(Task directions):
Select every line containing the word "color" from the material, and copy those lines.

>> begin Provided information

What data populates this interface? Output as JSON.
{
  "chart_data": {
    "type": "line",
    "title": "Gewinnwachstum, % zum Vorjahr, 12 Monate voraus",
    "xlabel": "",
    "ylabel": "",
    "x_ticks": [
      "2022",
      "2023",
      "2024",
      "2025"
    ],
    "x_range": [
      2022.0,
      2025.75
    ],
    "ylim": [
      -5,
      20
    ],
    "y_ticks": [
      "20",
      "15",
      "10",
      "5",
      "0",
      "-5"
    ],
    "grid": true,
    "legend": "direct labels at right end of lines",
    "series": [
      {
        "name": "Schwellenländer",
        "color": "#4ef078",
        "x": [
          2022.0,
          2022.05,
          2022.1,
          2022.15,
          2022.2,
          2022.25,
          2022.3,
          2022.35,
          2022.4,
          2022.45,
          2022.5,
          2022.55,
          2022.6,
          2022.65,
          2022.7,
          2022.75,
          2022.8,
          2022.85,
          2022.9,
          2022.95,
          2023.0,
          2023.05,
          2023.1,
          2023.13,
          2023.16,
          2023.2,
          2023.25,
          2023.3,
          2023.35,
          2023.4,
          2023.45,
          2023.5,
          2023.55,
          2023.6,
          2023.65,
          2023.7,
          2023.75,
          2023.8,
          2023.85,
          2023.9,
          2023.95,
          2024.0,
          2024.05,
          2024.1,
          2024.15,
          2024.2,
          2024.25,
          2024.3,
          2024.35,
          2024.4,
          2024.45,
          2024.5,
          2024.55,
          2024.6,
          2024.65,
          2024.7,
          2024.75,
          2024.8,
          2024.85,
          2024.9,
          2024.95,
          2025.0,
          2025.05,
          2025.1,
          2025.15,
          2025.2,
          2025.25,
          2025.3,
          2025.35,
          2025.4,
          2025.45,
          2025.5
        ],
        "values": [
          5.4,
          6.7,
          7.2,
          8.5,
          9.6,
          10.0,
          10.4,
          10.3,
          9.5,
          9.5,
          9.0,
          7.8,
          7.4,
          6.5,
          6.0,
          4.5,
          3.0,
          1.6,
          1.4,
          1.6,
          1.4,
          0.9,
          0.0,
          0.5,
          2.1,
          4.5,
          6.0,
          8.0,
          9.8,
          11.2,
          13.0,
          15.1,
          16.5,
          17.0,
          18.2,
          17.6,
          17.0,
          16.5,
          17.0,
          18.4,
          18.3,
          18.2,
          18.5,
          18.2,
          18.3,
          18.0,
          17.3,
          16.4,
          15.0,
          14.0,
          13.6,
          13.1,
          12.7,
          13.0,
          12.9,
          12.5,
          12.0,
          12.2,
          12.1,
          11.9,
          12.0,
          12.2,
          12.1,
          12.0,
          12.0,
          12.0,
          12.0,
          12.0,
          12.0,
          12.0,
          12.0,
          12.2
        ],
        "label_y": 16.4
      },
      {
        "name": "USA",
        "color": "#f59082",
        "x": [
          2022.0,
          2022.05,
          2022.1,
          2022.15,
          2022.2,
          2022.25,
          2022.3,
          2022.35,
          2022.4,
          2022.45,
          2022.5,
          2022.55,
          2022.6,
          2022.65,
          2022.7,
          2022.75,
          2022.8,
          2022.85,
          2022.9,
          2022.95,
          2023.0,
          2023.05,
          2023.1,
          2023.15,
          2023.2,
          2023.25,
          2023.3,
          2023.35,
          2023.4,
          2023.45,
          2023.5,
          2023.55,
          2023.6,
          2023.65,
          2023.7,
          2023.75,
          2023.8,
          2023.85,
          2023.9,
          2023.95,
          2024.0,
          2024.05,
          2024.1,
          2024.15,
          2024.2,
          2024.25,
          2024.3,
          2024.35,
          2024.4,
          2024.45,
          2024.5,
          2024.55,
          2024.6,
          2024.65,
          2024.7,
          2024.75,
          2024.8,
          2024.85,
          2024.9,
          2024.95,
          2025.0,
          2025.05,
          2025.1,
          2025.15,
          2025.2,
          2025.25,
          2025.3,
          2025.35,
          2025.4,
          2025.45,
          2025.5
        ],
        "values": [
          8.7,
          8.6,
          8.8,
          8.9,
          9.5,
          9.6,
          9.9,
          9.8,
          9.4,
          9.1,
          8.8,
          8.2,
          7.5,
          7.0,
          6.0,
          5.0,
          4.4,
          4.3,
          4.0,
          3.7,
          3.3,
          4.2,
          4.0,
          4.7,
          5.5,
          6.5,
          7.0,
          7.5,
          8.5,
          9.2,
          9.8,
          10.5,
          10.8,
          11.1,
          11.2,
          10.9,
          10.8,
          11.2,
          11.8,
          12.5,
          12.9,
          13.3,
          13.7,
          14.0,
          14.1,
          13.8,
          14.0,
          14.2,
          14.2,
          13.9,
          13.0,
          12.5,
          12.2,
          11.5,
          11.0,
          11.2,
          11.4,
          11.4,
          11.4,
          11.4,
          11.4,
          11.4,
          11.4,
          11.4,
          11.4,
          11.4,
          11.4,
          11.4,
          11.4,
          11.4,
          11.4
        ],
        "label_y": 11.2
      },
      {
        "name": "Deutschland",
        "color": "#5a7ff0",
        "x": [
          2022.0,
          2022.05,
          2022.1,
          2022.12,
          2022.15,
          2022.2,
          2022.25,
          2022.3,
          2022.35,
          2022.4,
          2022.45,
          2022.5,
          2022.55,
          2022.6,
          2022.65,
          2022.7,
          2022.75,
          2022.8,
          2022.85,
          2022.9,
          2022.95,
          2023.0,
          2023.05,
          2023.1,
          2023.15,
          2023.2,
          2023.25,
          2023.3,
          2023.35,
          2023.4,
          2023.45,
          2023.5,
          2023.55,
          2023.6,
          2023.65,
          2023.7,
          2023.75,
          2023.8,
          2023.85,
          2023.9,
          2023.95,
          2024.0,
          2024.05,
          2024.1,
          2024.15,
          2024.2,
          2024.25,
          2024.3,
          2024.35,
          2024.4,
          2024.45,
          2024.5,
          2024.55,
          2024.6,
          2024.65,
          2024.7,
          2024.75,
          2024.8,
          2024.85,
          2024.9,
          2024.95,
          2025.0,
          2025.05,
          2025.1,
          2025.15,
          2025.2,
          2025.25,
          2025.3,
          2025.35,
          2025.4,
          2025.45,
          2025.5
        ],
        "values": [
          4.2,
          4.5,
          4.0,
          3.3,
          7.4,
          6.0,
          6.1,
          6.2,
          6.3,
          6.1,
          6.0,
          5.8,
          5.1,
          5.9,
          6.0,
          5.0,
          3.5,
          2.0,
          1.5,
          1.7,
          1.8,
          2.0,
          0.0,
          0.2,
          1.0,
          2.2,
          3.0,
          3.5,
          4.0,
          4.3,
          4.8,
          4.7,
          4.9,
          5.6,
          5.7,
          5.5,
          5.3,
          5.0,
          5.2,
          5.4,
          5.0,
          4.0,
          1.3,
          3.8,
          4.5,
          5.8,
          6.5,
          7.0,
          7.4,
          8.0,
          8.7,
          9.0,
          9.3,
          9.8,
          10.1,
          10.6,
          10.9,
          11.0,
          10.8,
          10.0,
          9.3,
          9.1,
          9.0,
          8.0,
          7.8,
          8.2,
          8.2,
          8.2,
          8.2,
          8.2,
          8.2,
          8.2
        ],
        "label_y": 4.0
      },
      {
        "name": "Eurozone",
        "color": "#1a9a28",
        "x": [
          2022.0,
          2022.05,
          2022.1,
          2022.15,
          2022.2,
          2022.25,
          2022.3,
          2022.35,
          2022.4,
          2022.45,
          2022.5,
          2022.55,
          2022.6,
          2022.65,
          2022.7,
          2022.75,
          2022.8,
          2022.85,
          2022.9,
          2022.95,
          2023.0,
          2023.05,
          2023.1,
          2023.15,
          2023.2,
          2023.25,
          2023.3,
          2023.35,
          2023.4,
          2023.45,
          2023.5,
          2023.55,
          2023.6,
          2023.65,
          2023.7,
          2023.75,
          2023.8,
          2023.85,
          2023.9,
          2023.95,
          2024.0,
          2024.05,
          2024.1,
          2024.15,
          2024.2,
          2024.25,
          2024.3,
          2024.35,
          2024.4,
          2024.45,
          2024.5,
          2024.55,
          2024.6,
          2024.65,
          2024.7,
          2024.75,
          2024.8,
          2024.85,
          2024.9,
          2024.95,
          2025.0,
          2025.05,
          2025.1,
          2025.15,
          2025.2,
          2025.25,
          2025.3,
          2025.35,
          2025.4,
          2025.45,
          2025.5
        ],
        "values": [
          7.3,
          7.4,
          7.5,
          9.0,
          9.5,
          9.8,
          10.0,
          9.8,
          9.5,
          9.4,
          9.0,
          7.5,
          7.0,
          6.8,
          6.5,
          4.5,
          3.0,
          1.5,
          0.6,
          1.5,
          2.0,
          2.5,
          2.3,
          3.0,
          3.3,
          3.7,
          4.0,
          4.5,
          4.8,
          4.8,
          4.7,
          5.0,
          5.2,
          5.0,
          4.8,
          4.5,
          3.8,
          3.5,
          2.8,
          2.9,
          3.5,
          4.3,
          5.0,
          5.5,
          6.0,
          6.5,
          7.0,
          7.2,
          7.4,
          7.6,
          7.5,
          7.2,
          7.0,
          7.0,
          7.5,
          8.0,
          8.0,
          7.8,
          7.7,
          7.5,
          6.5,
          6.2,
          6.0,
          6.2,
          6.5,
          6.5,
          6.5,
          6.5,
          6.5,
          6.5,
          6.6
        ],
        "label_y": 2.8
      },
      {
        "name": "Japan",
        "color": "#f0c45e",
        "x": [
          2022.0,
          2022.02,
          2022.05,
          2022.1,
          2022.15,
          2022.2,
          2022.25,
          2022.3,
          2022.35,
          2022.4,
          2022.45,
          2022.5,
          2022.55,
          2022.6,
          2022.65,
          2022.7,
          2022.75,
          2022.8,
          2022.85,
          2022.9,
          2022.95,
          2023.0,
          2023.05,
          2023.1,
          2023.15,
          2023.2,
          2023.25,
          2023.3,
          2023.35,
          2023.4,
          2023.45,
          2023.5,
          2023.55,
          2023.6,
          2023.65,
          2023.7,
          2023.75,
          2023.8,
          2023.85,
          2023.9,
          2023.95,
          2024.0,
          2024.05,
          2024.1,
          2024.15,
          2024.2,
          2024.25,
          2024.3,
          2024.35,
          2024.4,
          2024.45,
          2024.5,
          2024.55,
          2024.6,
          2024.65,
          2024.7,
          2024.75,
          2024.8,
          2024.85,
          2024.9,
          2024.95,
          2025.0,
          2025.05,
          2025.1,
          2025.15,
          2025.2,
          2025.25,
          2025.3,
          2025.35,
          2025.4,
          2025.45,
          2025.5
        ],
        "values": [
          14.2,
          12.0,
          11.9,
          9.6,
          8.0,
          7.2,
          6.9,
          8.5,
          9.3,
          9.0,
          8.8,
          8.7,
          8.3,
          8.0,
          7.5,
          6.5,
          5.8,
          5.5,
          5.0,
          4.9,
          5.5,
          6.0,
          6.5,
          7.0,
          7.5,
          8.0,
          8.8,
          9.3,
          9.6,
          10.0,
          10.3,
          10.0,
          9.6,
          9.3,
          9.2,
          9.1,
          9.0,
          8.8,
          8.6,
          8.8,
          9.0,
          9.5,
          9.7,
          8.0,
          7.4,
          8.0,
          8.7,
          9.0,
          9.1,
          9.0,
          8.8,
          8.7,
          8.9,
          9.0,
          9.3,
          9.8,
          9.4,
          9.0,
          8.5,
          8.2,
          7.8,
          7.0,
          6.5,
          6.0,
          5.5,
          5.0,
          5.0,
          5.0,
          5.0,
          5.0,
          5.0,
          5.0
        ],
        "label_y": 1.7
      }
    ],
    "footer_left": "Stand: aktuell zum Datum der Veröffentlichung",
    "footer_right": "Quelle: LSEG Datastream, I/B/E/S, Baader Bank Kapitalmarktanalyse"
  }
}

>> end Provided information

(Worked answer):
        "color": "#4ef078",
        "color": "#f59082",
        "color": "#5a7ff0",
        "color": "#1a9a28",
        "color": "#f0c45e",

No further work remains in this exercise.